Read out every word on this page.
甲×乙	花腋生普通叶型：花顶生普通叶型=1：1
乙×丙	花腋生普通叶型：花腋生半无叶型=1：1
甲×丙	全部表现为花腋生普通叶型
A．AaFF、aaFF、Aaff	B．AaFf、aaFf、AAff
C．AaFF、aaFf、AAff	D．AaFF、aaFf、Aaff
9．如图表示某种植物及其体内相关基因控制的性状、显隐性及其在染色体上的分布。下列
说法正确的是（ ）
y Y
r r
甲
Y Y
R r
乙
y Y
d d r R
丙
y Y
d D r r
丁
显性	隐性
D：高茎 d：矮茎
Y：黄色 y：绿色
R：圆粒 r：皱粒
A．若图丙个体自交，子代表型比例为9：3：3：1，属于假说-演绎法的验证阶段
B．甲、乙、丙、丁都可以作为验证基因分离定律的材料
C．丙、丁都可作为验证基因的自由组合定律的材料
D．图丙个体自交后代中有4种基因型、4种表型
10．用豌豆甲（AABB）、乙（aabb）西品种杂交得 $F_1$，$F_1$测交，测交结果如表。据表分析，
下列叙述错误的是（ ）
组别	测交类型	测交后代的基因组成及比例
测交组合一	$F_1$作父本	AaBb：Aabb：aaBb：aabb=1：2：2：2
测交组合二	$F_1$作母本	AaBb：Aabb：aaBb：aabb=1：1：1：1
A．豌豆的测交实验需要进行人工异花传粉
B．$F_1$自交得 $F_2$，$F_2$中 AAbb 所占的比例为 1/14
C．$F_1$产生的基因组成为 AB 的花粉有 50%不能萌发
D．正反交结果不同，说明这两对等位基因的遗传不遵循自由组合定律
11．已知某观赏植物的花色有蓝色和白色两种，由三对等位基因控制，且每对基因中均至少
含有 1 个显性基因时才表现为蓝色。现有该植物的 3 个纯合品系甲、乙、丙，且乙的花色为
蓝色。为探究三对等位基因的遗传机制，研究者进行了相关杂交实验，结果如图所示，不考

> Given instruction
Each line of the listing should be copied exactly.

> Answer in full
Read out every word on this page.
甲×乙	花腋生普通叶型：花顶生普通叶型=1：1
乙×丙	花腋生普通叶型：花腋生半无叶型=1：1
甲×丙	全部表现为花腋生普通叶型
A．AaFF、aaFF、Aaff	B．AaFf、aaFf、AAff
C．AaFF、aaFf、AAff	D．AaFF、aaFf、Aaff
9．如图表示某种植物及其体内相关基因控制的性状、显隐性及其在染色体上的分布。下列
说法正确的是（ ）
y Y
r r
甲
Y Y
R r
乙
y Y
d d r R
丙
y Y
d D r r
丁
显性	隐性
D：高茎 d：矮茎
Y：黄色 y：绿色
R：圆粒 r：皱粒
A．若图丙个体自交，子代表型比例为9：3：3：1，属于假说-演绎法的验证阶段
B．甲、乙、丙、丁都可以作为验证基因分离定律的材料
C．丙、丁都可作为验证基因的自由组合定律的材料
D．图丙个体自交后代中有4种基因型、4种表型
10．用豌豆甲（AABB）、乙（aabb）西品种杂交得 $F_1$，$F_1$测交，测交结果如表。据表分析，
下列叙述错误的是（ ）
组别	测交类型	测交后代的基因组成及比例
测交组合一	$F_1$作父本	AaBb：Aabb：aaBb：aabb=1：2：2：2
测交组合二	$F_1$作母本	AaBb：Aabb：aaBb：aabb=1：1：1：1
A．豌豆的测交实验需要进行人工异花传粉
B．$F_1$自交得 $F_2$，$F_2$中 AAbb 所占的比例为 1/14
C．$F_1$产生的基因组成为 AB 的花粉有 50%不能萌发
D．正反交结果不同，说明这两对等位基因的遗传不遵循自由组合定律
11．已知某观赏植物的花色有蓝色和白色两种，由三对等位基因控制，且每对基因中均至少
含有 1 个显性基因时才表现为蓝色。现有该植物的 3 个纯合品系甲、乙、丙，且乙的花色为
蓝色。为探究三对等位基因的遗传机制，研究者进行了相关杂交实验，结果如图所示，不考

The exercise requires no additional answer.